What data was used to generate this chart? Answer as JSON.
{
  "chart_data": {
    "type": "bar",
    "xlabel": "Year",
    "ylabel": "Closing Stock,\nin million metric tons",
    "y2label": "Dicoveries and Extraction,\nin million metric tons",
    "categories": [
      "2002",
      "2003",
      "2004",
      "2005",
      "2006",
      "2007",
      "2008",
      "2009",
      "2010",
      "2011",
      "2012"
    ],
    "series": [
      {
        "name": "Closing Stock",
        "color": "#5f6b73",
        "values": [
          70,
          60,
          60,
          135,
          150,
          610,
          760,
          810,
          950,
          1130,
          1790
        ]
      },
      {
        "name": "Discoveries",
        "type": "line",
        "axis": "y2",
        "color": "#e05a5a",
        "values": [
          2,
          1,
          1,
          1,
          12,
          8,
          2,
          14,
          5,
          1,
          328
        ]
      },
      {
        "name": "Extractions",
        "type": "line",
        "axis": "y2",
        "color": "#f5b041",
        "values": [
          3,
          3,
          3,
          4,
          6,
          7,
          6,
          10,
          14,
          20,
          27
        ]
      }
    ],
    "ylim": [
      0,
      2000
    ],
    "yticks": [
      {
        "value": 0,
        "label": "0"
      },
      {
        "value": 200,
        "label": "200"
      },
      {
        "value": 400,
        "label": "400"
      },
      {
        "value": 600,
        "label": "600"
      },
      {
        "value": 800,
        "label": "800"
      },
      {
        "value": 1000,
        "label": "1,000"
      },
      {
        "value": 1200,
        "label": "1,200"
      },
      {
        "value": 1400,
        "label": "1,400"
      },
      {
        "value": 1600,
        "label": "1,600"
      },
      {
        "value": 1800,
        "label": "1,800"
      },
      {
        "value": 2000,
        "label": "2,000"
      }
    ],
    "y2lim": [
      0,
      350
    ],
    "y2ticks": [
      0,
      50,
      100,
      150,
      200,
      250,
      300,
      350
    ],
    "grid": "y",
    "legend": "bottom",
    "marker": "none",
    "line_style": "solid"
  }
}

########################################

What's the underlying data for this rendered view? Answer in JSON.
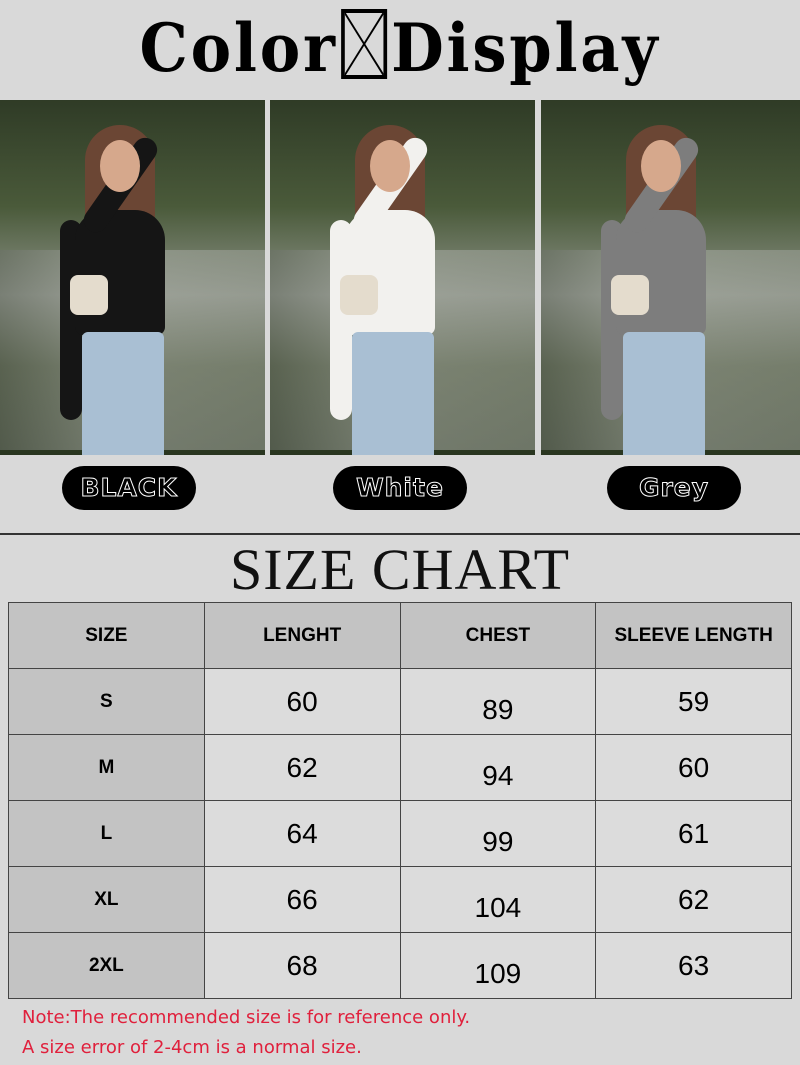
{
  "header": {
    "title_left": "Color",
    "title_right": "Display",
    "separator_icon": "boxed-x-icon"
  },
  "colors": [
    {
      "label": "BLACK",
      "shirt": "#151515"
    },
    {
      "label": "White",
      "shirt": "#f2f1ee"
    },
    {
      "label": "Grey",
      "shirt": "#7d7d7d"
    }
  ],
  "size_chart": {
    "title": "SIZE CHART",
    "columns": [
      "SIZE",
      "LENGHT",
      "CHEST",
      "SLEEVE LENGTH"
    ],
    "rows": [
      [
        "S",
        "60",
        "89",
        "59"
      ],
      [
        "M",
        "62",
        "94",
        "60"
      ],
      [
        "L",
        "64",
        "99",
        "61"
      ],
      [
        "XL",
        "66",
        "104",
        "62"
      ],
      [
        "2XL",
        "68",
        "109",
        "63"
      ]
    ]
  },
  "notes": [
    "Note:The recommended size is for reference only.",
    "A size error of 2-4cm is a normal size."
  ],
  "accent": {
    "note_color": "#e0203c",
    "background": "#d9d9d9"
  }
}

########################################

▶ _Work required_: Check each line of the material above for "metric" and say how many lines contain it, giving the number alone.

▶ _Full answer_: 2